>> begin DATA LINES

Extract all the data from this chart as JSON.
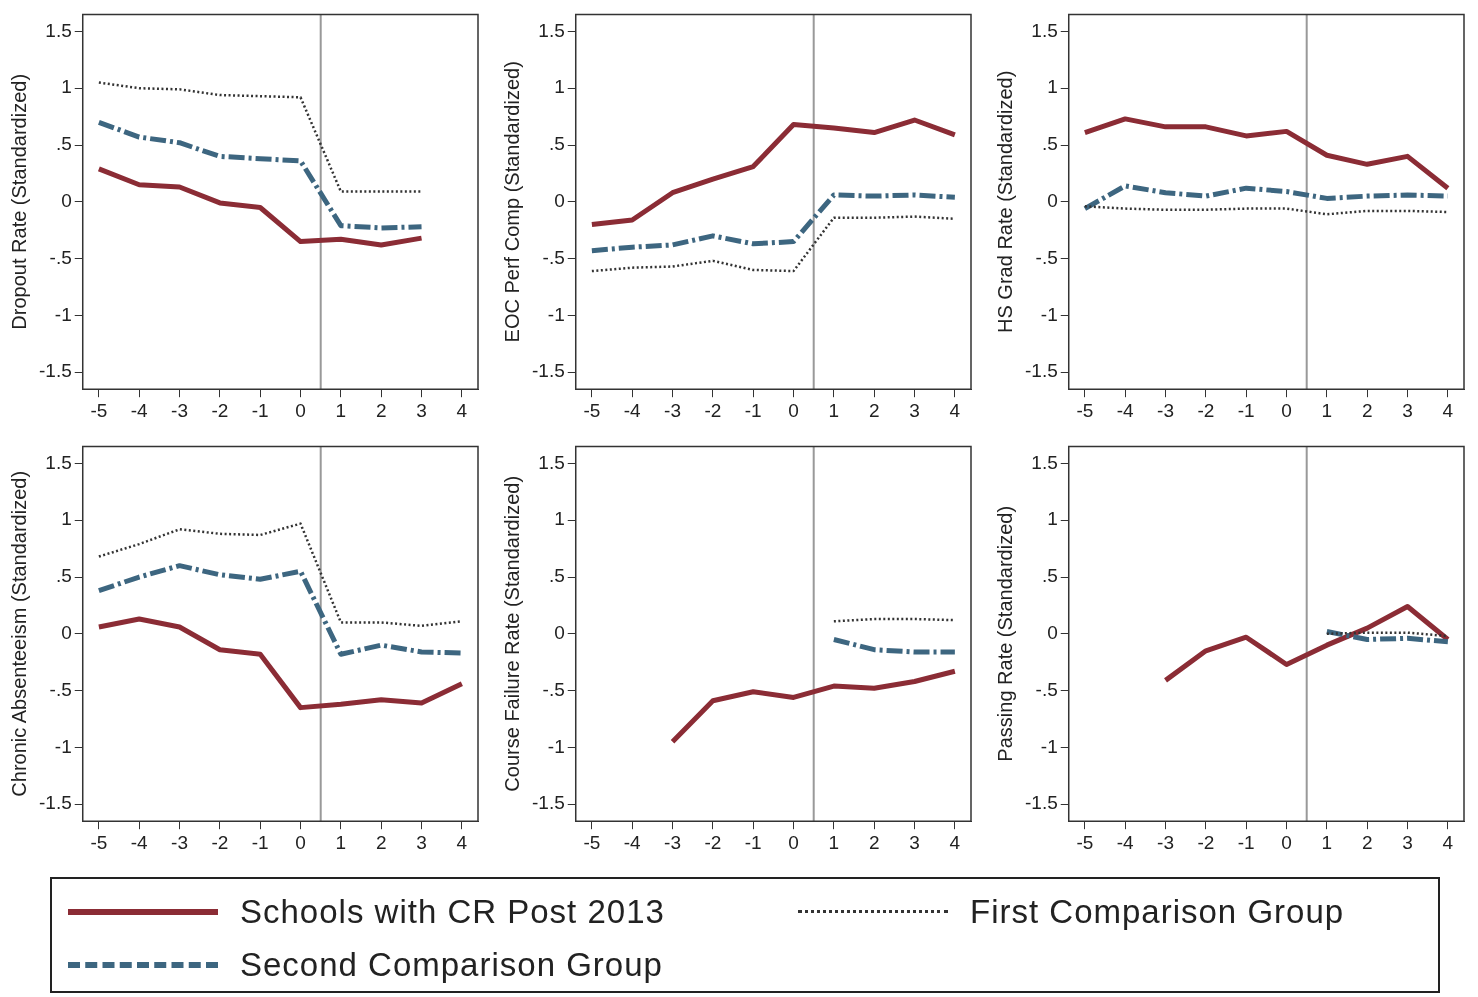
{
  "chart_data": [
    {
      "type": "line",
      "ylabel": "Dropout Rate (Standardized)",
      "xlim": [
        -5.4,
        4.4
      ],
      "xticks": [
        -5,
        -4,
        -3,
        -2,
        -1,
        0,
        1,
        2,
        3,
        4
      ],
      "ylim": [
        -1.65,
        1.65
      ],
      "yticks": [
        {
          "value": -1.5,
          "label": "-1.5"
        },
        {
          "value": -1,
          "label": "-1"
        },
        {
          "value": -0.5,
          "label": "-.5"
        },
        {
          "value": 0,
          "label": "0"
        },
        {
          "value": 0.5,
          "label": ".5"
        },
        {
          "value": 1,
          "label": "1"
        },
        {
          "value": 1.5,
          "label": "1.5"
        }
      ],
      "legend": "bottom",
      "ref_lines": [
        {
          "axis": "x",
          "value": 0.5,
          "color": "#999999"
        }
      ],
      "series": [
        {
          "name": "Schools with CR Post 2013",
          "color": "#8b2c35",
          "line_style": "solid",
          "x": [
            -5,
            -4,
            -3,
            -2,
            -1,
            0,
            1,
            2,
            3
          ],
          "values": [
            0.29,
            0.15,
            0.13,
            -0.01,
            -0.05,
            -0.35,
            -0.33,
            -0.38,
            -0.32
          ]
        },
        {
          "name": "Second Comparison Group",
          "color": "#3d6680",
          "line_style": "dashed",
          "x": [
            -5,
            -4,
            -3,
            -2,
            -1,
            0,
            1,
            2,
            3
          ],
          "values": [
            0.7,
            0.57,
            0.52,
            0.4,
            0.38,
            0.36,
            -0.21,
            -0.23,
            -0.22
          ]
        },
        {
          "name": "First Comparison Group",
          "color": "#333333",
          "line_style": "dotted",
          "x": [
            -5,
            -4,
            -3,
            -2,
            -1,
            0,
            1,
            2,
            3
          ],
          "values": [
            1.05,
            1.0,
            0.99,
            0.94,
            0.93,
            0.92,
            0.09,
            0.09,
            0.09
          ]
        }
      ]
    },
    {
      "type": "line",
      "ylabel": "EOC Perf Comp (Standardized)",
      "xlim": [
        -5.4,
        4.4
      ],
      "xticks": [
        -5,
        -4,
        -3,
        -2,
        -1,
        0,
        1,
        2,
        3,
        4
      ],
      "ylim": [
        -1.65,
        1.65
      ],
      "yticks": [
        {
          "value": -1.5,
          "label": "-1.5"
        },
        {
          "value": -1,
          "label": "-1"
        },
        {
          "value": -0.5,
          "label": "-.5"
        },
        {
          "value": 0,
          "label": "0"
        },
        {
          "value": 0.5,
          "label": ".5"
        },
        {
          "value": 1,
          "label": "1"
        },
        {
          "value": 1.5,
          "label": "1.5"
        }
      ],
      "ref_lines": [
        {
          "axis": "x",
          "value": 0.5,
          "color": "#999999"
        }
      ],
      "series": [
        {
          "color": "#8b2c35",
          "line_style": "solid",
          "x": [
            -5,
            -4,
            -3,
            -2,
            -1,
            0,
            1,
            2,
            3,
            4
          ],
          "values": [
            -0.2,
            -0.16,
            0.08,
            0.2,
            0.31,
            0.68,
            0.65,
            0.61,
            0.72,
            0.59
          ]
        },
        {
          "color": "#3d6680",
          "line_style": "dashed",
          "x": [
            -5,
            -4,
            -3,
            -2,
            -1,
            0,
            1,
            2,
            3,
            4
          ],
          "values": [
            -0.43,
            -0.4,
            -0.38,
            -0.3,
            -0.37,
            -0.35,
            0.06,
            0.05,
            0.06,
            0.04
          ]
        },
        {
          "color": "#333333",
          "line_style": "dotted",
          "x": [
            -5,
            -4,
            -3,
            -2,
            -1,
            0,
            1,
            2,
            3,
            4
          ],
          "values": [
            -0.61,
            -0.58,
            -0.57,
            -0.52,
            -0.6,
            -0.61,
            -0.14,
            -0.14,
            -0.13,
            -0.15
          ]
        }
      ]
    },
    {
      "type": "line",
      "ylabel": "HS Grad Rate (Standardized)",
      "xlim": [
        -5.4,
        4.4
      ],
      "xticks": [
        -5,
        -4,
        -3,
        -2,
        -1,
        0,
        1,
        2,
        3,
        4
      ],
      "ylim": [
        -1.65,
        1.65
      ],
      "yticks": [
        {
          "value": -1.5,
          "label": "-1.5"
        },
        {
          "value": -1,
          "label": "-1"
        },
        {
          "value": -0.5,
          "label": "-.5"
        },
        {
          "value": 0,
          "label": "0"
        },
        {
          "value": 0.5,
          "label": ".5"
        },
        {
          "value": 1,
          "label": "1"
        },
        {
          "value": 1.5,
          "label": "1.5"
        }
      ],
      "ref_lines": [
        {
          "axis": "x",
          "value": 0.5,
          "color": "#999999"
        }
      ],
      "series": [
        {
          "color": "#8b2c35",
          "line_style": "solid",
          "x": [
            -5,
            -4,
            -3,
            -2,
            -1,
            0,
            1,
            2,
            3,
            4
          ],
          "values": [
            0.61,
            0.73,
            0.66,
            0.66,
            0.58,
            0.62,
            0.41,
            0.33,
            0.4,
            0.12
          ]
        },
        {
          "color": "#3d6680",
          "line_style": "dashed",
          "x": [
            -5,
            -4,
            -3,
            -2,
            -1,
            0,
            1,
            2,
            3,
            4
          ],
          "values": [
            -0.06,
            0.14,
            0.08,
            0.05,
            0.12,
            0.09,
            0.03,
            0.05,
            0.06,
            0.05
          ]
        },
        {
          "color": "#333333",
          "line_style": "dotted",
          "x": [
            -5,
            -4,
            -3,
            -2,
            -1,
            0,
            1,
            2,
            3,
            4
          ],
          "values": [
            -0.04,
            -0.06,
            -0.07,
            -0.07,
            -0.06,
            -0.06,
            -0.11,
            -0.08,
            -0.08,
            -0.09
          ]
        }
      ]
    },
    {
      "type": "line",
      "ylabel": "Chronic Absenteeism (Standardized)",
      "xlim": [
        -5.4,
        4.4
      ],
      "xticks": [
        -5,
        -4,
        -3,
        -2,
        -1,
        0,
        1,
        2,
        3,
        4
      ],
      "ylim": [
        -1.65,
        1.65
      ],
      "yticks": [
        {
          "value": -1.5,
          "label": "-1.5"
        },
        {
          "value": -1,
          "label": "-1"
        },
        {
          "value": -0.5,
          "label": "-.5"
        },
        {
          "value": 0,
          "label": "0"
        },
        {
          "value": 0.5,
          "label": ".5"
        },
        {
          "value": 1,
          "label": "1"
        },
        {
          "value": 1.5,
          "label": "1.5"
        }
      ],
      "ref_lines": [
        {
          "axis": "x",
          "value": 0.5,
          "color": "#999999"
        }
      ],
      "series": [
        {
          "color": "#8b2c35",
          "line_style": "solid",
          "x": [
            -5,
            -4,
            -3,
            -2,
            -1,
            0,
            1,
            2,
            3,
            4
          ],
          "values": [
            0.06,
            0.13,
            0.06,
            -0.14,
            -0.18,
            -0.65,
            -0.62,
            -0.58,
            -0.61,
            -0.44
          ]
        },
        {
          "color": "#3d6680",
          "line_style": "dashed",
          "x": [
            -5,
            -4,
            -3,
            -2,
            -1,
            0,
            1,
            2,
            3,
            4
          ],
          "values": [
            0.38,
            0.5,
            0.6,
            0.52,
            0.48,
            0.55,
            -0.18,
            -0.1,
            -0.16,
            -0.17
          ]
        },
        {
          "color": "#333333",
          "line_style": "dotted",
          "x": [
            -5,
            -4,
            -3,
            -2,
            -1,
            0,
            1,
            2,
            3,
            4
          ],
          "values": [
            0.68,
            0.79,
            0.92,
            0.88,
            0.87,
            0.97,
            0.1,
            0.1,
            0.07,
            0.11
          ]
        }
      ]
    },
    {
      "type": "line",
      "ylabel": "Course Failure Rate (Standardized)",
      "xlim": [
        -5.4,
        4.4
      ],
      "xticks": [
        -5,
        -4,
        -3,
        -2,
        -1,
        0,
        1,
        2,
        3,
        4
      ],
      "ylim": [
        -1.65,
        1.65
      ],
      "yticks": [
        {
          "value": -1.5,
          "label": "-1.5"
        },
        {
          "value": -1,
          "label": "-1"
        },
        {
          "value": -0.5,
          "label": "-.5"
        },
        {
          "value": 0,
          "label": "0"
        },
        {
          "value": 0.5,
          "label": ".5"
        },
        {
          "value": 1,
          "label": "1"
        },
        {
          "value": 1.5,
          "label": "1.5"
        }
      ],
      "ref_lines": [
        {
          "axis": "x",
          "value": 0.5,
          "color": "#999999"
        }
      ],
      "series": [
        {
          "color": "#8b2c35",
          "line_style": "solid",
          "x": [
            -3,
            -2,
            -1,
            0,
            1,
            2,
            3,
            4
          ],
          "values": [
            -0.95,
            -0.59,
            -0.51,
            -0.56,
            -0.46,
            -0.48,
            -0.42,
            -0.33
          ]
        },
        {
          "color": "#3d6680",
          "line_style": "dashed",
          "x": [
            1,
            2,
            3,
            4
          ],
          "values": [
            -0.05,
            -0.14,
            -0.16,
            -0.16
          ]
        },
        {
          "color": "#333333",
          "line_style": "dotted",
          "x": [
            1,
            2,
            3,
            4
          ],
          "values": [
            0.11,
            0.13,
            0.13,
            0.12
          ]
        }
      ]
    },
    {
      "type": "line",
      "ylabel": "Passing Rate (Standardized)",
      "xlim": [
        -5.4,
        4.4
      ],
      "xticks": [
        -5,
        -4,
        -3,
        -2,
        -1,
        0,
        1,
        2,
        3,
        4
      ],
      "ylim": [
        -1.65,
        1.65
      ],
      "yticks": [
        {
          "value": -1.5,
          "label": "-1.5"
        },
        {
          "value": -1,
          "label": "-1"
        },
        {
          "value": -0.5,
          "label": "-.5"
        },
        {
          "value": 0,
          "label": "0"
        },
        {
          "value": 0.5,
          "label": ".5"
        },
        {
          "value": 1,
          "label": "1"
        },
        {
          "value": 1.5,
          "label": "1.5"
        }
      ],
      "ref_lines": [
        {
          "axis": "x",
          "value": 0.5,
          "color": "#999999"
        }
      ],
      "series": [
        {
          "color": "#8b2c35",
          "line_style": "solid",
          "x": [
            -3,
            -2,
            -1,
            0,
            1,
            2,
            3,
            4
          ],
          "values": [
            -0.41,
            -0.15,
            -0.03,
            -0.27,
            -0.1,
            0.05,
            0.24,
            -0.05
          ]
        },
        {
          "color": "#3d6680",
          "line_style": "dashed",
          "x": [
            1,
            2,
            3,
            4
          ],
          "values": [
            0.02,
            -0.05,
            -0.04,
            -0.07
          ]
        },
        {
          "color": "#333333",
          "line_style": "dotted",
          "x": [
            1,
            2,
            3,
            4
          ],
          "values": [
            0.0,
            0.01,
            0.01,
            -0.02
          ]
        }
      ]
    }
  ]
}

>> end DATA LINES
>> begin DATA LINES

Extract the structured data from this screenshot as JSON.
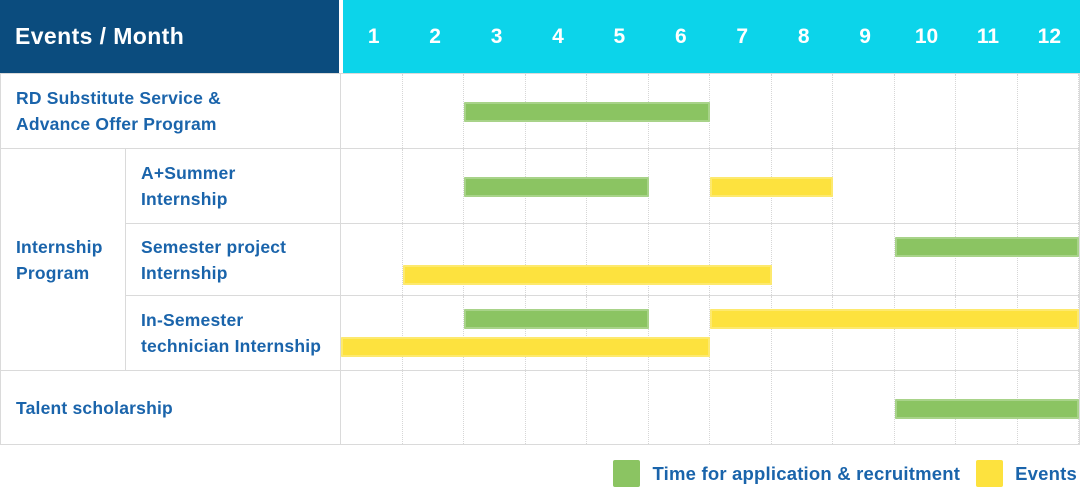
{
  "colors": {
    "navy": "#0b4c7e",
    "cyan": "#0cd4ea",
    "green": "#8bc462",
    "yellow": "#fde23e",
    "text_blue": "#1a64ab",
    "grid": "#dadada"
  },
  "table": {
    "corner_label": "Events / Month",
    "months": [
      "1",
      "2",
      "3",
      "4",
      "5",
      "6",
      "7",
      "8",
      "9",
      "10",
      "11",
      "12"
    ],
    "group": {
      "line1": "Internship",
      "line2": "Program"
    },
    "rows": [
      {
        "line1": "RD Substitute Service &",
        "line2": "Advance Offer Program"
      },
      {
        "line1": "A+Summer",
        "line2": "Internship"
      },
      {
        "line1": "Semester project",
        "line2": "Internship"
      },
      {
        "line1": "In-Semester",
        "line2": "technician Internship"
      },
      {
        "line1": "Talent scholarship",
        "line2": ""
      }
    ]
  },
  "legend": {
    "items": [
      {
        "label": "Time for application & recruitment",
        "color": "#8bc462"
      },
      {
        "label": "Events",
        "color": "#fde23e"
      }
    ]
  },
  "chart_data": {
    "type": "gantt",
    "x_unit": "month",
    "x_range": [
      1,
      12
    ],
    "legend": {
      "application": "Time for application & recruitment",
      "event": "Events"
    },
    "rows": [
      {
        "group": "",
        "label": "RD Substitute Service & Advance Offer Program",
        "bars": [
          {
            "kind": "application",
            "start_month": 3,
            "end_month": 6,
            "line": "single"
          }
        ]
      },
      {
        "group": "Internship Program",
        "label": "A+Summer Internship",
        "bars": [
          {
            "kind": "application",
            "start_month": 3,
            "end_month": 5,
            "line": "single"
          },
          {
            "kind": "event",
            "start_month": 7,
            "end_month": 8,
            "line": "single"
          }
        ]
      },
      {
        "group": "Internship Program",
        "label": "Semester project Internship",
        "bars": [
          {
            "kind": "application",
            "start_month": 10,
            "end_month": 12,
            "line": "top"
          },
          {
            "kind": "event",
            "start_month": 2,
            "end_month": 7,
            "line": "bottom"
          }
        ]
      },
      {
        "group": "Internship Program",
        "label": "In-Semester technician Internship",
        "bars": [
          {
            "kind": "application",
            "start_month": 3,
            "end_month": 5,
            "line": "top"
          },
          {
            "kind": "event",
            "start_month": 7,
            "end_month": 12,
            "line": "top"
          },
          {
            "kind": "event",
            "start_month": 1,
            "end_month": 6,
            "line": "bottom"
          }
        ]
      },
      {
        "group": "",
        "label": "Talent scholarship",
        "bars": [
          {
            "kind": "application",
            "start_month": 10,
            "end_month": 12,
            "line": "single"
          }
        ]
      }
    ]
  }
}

>> end DATA LINES

AIM ▸ Where a line holds "Standardized", copy it out.

WRITTEN REPLY ▸
      "ylabel": "Dropout Rate (Standardized)",
      "ylabel": "EOC Perf Comp (Standardized)",
      "ylabel": "HS Grad Rate (Standardized)",
      "ylabel": "Chronic Absenteeism (Standardized)",
      "ylabel": "Course Failure Rate (Standardized)",
      "ylabel": "Passing Rate (Standardized)",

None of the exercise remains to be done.